Copy each line that contains the word "Impulse".
◆ ◆ ◆ ◆ ◆
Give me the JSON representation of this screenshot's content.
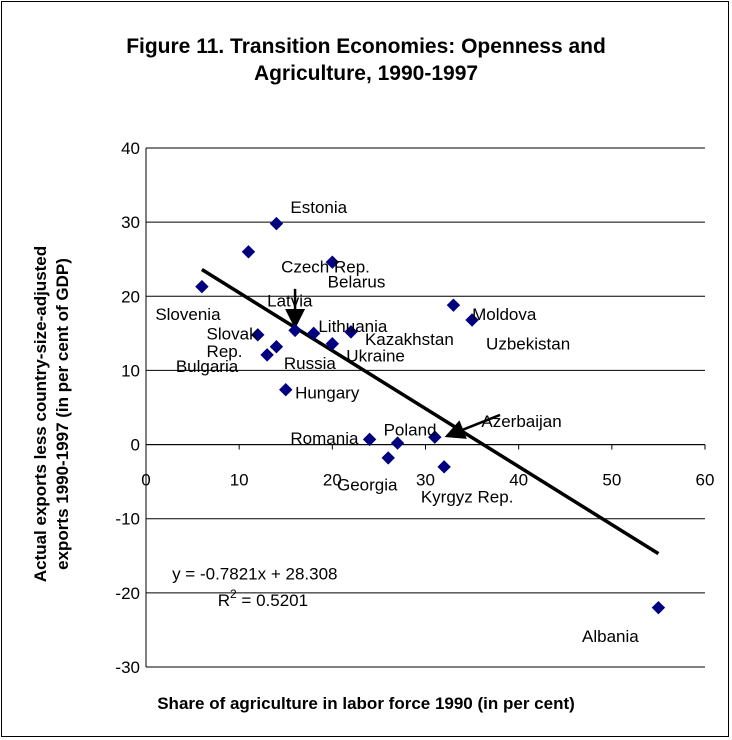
{
  "chart_data": {
    "type": "scatter",
    "title_line1": "Figure 11. Transition Economies: Openness and",
    "title_line2": "Agriculture, 1990-1997",
    "xlabel": "Share of agriculture in labor force 1990 (in per cent)",
    "ylabel_line1": "Actual exports less country-size-adjusted",
    "ylabel_line2": "exports 1990-1997 (in per cent of GDP)",
    "xlim": [
      0,
      60
    ],
    "ylim": [
      -30,
      40
    ],
    "xticks": [
      0,
      10,
      20,
      30,
      40,
      50,
      60
    ],
    "yticks": [
      -30,
      -20,
      -10,
      0,
      10,
      20,
      30,
      40
    ],
    "grid": "horizontal",
    "marker_color": "#000080",
    "points": [
      {
        "x": 6,
        "y": 21.3
      },
      {
        "x": 11,
        "y": 26
      },
      {
        "x": 14,
        "y": 29.8
      },
      {
        "x": 20,
        "y": 24.6
      },
      {
        "x": 12,
        "y": 14.8
      },
      {
        "x": 16,
        "y": 15.4
      },
      {
        "x": 18,
        "y": 15
      },
      {
        "x": 22,
        "y": 15.2
      },
      {
        "x": 20,
        "y": 13.6
      },
      {
        "x": 14,
        "y": 13.2
      },
      {
        "x": 13,
        "y": 12.1
      },
      {
        "x": 15,
        "y": 7.4
      },
      {
        "x": 33,
        "y": 18.8
      },
      {
        "x": 35,
        "y": 16.8
      },
      {
        "x": 24,
        "y": 0.7
      },
      {
        "x": 27,
        "y": 0.2
      },
      {
        "x": 26,
        "y": -1.8
      },
      {
        "x": 31,
        "y": 1
      },
      {
        "x": 32,
        "y": -3
      },
      {
        "x": 55,
        "y": -22
      }
    ],
    "labels": [
      {
        "text": "Estonia",
        "x": 15.5,
        "y": 31.2
      },
      {
        "text": "Czech Rep.",
        "x": 14.5,
        "y": 23.2
      },
      {
        "text": "Belarus",
        "x": 19.5,
        "y": 21.2
      },
      {
        "text": "Latvia",
        "x": 13,
        "y": 18.6
      },
      {
        "text": "Slovenia",
        "x": 1,
        "y": 16.8
      },
      {
        "text": "Lithuania",
        "x": 18.5,
        "y": 15.2
      },
      {
        "text": "Slovak",
        "x": 6.5,
        "y": 14.2
      },
      {
        "text": "Rep.",
        "x": 6.5,
        "y": 11.8
      },
      {
        "text": "Bulgaria",
        "x": 3.2,
        "y": 9.8
      },
      {
        "text": "Russia",
        "x": 14.8,
        "y": 10.2
      },
      {
        "text": "Kazakhstan",
        "x": 23.5,
        "y": 13.4
      },
      {
        "text": "Ukraine",
        "x": 21.5,
        "y": 11.2
      },
      {
        "text": "Hungary",
        "x": 16,
        "y": 6.2
      },
      {
        "text": "Moldova",
        "x": 35,
        "y": 16.8
      },
      {
        "text": "Uzbekistan",
        "x": 36.5,
        "y": 12.8
      },
      {
        "text": "Azerbaijan",
        "x": 36,
        "y": 2.4
      },
      {
        "text": "Poland",
        "x": 25.5,
        "y": 1.2
      },
      {
        "text": "Romania",
        "x": 15.5,
        "y": 0.1
      },
      {
        "text": "Georgia",
        "x": 20.5,
        "y": -6.2
      },
      {
        "text": "Kyrgyz Rep.",
        "x": 29.5,
        "y": -7.8
      },
      {
        "text": "Albania",
        "x": 46.8,
        "y": -26.6
      }
    ],
    "trendline": {
      "slope": -0.7821,
      "intercept": 28.308,
      "x_start": 6,
      "x_end": 55
    },
    "equation": "y = -0.7821x + 28.308",
    "r2_base": "R",
    "r2_sup": "2",
    "r2_value": " = 0.5201",
    "arrows": [
      {
        "from": [
          16,
          21
        ],
        "to": [
          16,
          16.6
        ]
      },
      {
        "from": [
          38,
          4
        ],
        "to": [
          32.8,
          1.4
        ]
      }
    ]
  }
}
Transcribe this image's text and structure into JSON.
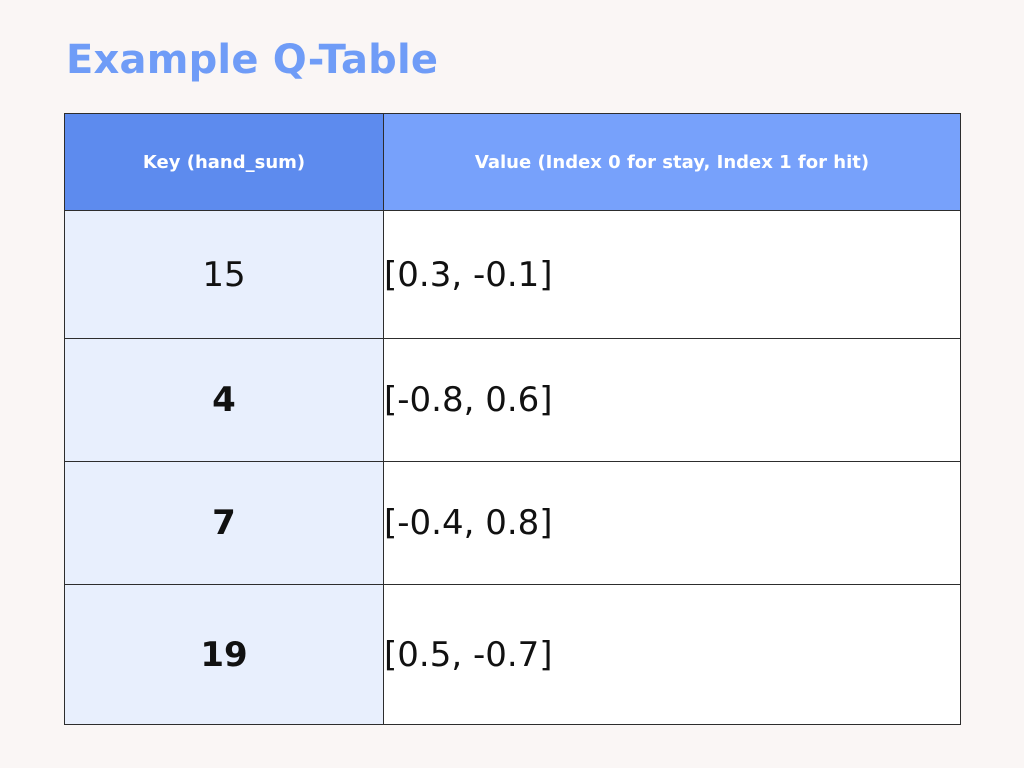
{
  "title": "Example Q-Table",
  "colors": {
    "background": "#faf6f5",
    "title": "#6f9cf7",
    "header_key_bg": "#5d8bee",
    "header_value_bg": "#77a1fb",
    "key_cell_bg": "#e8effd",
    "value_cell_bg": "#ffffff",
    "border": "#2d2d2d"
  },
  "table": {
    "headers": {
      "key": "Key (hand_sum)",
      "value": "Value (Index 0 for stay, Index 1 for hit)"
    },
    "rows": [
      {
        "key": "15",
        "value": "[0.3, -0.1]"
      },
      {
        "key": "4",
        "value": "[-0.8, 0.6]"
      },
      {
        "key": "7",
        "value": "[-0.4, 0.8]"
      },
      {
        "key": "19",
        "value": "[0.5, -0.7]"
      }
    ]
  }
}
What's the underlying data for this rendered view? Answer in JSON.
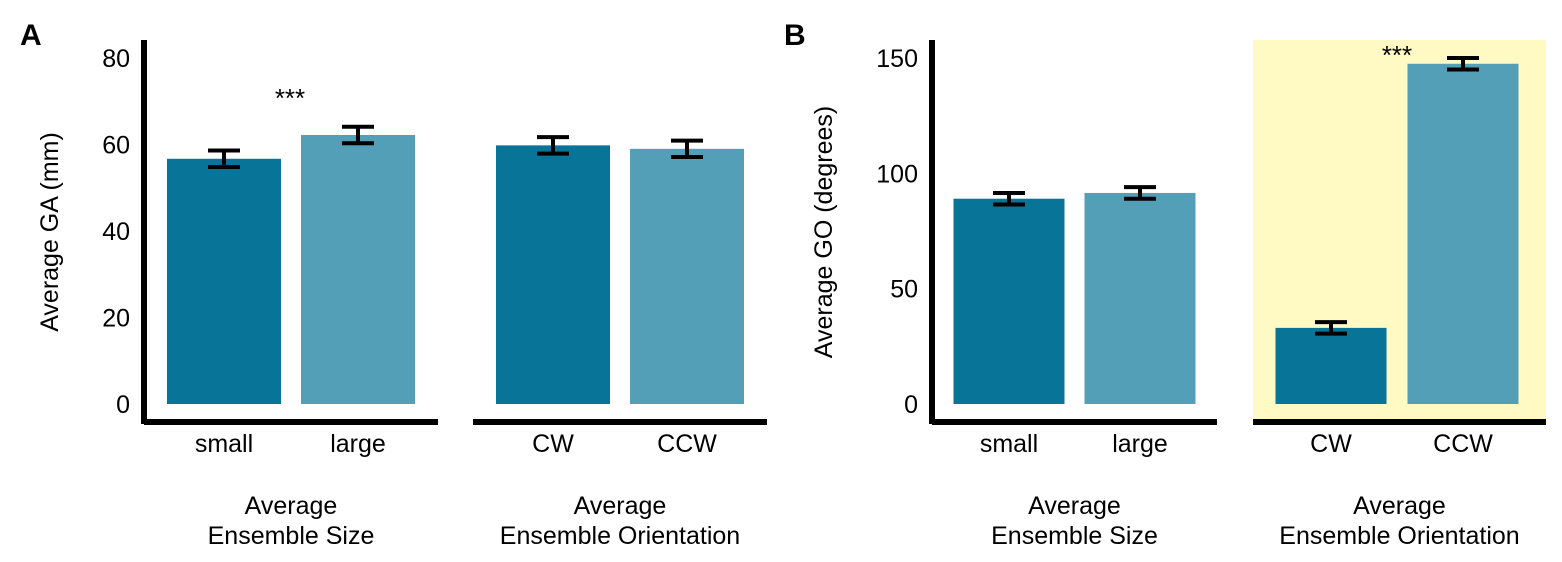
{
  "colors": {
    "dark_bar": "#087498",
    "light_bar": "#539FB8",
    "highlight_bg": "#FFF9C4",
    "axis": "#000000"
  },
  "chart_data": [
    {
      "type": "bar",
      "panel_label": "A",
      "ylabel": "Average GA (mm)",
      "ylim": [
        0,
        80
      ],
      "yticks": [
        0,
        20,
        40,
        60,
        80
      ],
      "groups": [
        {
          "title_lines": [
            "Average",
            "Ensemble Size"
          ],
          "categories": [
            "small",
            "large"
          ],
          "values": [
            56.7,
            62.2
          ],
          "errors": [
            1.9,
            1.9
          ],
          "significance": "***",
          "highlighted": false
        },
        {
          "title_lines": [
            "Average",
            "Ensemble Orientation"
          ],
          "categories": [
            "CW",
            "CCW"
          ],
          "values": [
            59.8,
            59.0
          ],
          "errors": [
            1.9,
            1.9
          ],
          "significance": "",
          "highlighted": false
        }
      ]
    },
    {
      "type": "bar",
      "panel_label": "B",
      "ylabel": "Average GO (degrees)",
      "ylim": [
        0,
        150
      ],
      "yticks": [
        0,
        50,
        100,
        150
      ],
      "groups": [
        {
          "title_lines": [
            "Average",
            "Ensemble Size"
          ],
          "categories": [
            "small",
            "large"
          ],
          "values": [
            89,
            91.5
          ],
          "errors": [
            2.5,
            2.5
          ],
          "significance": "",
          "highlighted": false
        },
        {
          "title_lines": [
            "Average",
            "Ensemble Orientation"
          ],
          "categories": [
            "CW",
            "CCW"
          ],
          "values": [
            33,
            147.5
          ],
          "errors": [
            2.5,
            2.5
          ],
          "significance": "***",
          "highlighted": true
        }
      ]
    }
  ]
}
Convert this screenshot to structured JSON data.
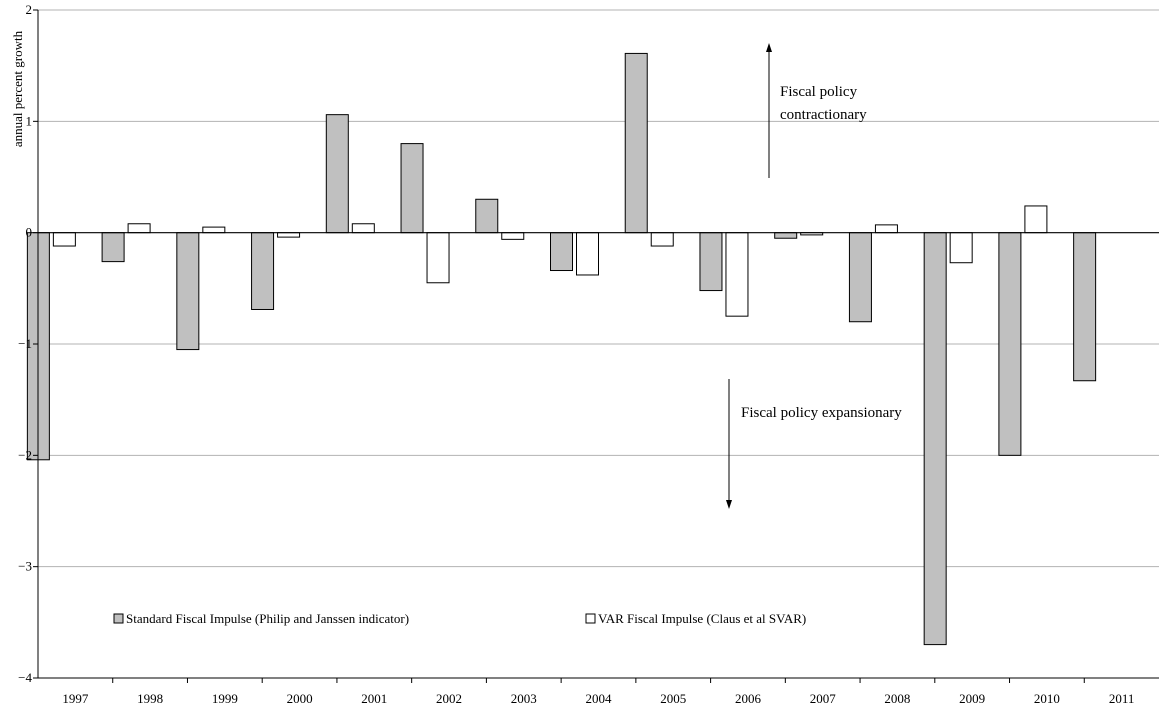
{
  "chart_data": {
    "type": "bar",
    "ylabel": "annual percent growth",
    "xlabel": "",
    "title": "",
    "ylim": [
      -4,
      2
    ],
    "yticks": [
      2,
      1,
      0,
      -1,
      -2,
      -3,
      -4
    ],
    "grid": true,
    "legend_position": "bottom-left",
    "categories": [
      "1997",
      "1998",
      "1999",
      "2000",
      "2001",
      "2002",
      "2003",
      "2004",
      "2005",
      "2006",
      "2007",
      "2008",
      "2009",
      "2010",
      "2011"
    ],
    "series": [
      {
        "name": "Standard Fiscal Impulse (Philip and Janssen indicator)",
        "color": "#c0c0c0",
        "values": [
          -2.04,
          -0.26,
          -1.05,
          -0.69,
          1.06,
          0.8,
          0.3,
          -0.34,
          1.61,
          -0.52,
          -0.05,
          -0.8,
          -3.7,
          -2.0,
          -1.33
        ]
      },
      {
        "name": "VAR Fiscal Impulse (Claus et al SVAR)",
        "color": "#ffffff",
        "values": [
          -0.12,
          0.08,
          0.05,
          -0.04,
          0.08,
          -0.45,
          -0.06,
          -0.38,
          -0.12,
          -0.75,
          -0.02,
          0.07,
          -0.27,
          0.24,
          null
        ]
      }
    ],
    "annotations": [
      {
        "id": "contractionary",
        "lines": [
          "Fiscal policy",
          "contractionary"
        ],
        "direction": "up"
      },
      {
        "id": "expansionary",
        "lines": [
          "Fiscal policy expansionary"
        ],
        "direction": "down"
      }
    ]
  }
}
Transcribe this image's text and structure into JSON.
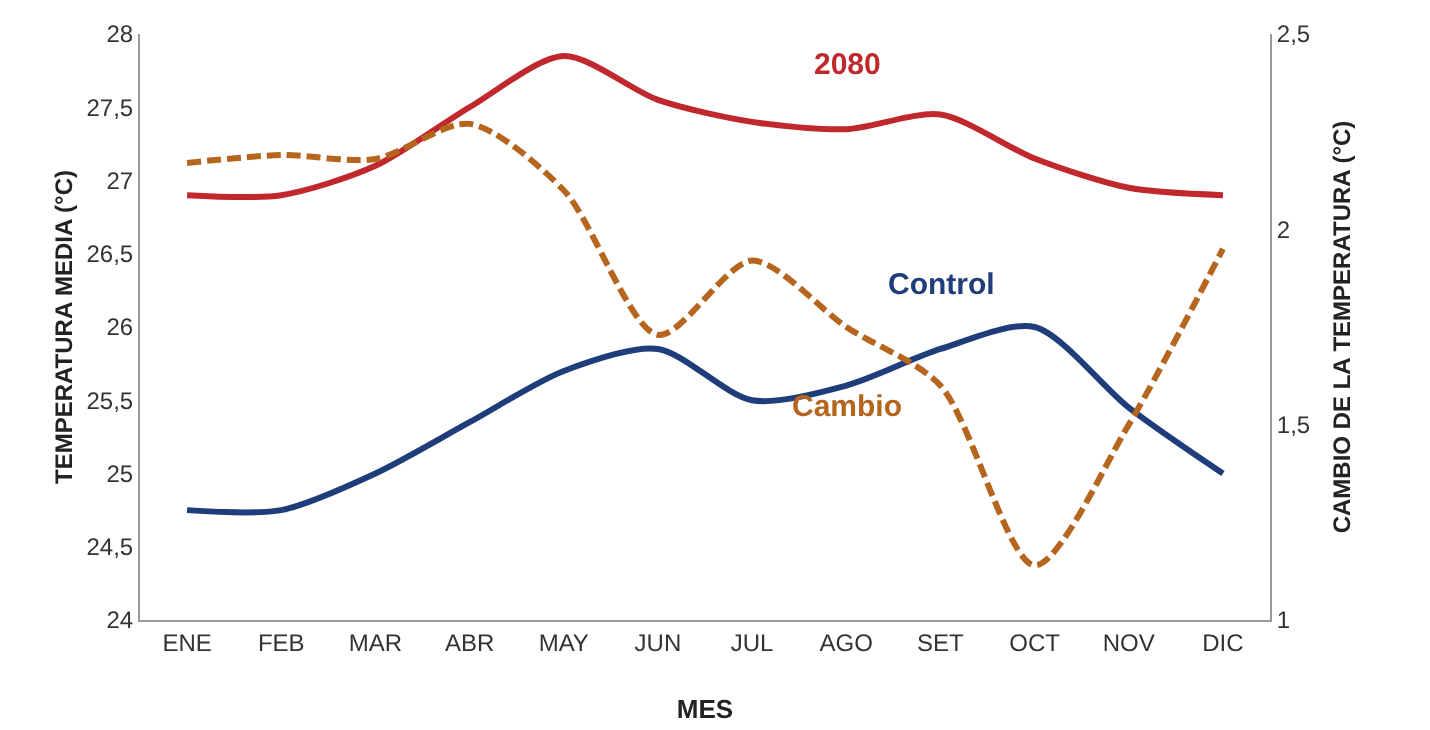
{
  "chart_data": {
    "type": "line",
    "xlabel": "MES",
    "ylabel": "TEMPERATURA MEDIA (°C)",
    "y2label": "CAMBIO DE LA TEMPERATURA (°C)",
    "categories": [
      "ENE",
      "FEB",
      "MAR",
      "ABR",
      "MAY",
      "JUN",
      "JUL",
      "AGO",
      "SET",
      "OCT",
      "NOV",
      "DIC"
    ],
    "series": [
      {
        "name": "2080",
        "color": "#c0282d",
        "line_style": "solid",
        "values": [
          26.9,
          26.9,
          27.1,
          27.5,
          27.85,
          27.55,
          27.4,
          27.35,
          27.45,
          27.15,
          26.95,
          26.9
        ]
      },
      {
        "name": "Control",
        "color": "#1f3d7a",
        "line_style": "solid",
        "values": [
          24.75,
          24.75,
          25.0,
          25.35,
          25.7,
          25.85,
          25.5,
          25.6,
          25.85,
          26.0,
          25.45,
          25.0
        ]
      },
      {
        "name": "Cambio",
        "color": "#b5651d",
        "line_style": "dashed",
        "axis": "y2",
        "values": [
          2.17,
          2.19,
          2.18,
          2.27,
          2.1,
          1.73,
          1.92,
          1.75,
          1.6,
          1.14,
          1.5,
          1.95
        ]
      }
    ],
    "ylim": [
      24,
      28
    ],
    "yticks": [
      24,
      {
        "value": 24.5,
        "label": "24,5"
      },
      25,
      {
        "value": 25.5,
        "label": "25,5"
      },
      26,
      {
        "value": 26.5,
        "label": "26,5"
      },
      27,
      {
        "value": 27.5,
        "label": "27,5"
      },
      28
    ],
    "y2lim": [
      1,
      2.5
    ],
    "y2ticks": [
      1,
      {
        "value": 1.5,
        "label": "1,5"
      },
      2,
      {
        "value": 2.5,
        "label": "2,5"
      }
    ],
    "grid": false,
    "legend": false,
    "marker": "none"
  }
}
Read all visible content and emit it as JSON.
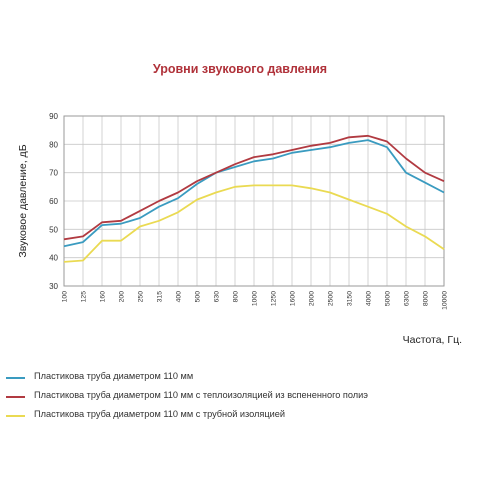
{
  "chart_data": {
    "type": "line",
    "title": "Уровни звукового давления",
    "xlabel": "Частота, Гц.",
    "ylabel": "Звуковое давление, дБ",
    "ylim": [
      30,
      90
    ],
    "yticks": [
      30,
      40,
      50,
      60,
      70,
      80,
      90
    ],
    "grid": true,
    "legend_position": "bottom",
    "categories": [
      "100",
      "125",
      "160",
      "200",
      "250",
      "315",
      "400",
      "500",
      "630",
      "800",
      "1000",
      "1250",
      "1600",
      "2000",
      "2500",
      "3150",
      "4000",
      "5000",
      "6300",
      "8000",
      "10000"
    ],
    "series": [
      {
        "name": "Пластикова труба диаметром 110 мм",
        "color": "#3a9bc0",
        "values": [
          44,
          45.5,
          51.5,
          52,
          54,
          58,
          61,
          66,
          70,
          72,
          74,
          75,
          77,
          78,
          79,
          80.5,
          81.5,
          79,
          70,
          66.5,
          63
        ]
      },
      {
        "name": "Пластикова труба диаметром 110 мм с теплоизоляцией из вспененного полиэ",
        "color": "#b13a41",
        "values": [
          46.5,
          47.5,
          52.5,
          53,
          56.5,
          60,
          63,
          67,
          70,
          73,
          75.5,
          76.5,
          78,
          79.5,
          80.5,
          82.5,
          83,
          81,
          75,
          70,
          67
        ]
      },
      {
        "name": "Пластикова труба диаметром 110 мм с трубной изоляцией",
        "color": "#eada52",
        "values": [
          38.5,
          39,
          46,
          46,
          51,
          53,
          56,
          60.5,
          63,
          65,
          65.5,
          65.5,
          65.5,
          64.5,
          63,
          60.5,
          58,
          55.5,
          51,
          47.5,
          43
        ]
      }
    ]
  }
}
◆ ◆ ◆ ◆ ◆
> _TASK OUTPUT_
        "name": "Standard Fiscal Impulse (Philip and Janssen indicator)",
        "name": "VAR Fiscal Impulse (Claus et al SVAR)",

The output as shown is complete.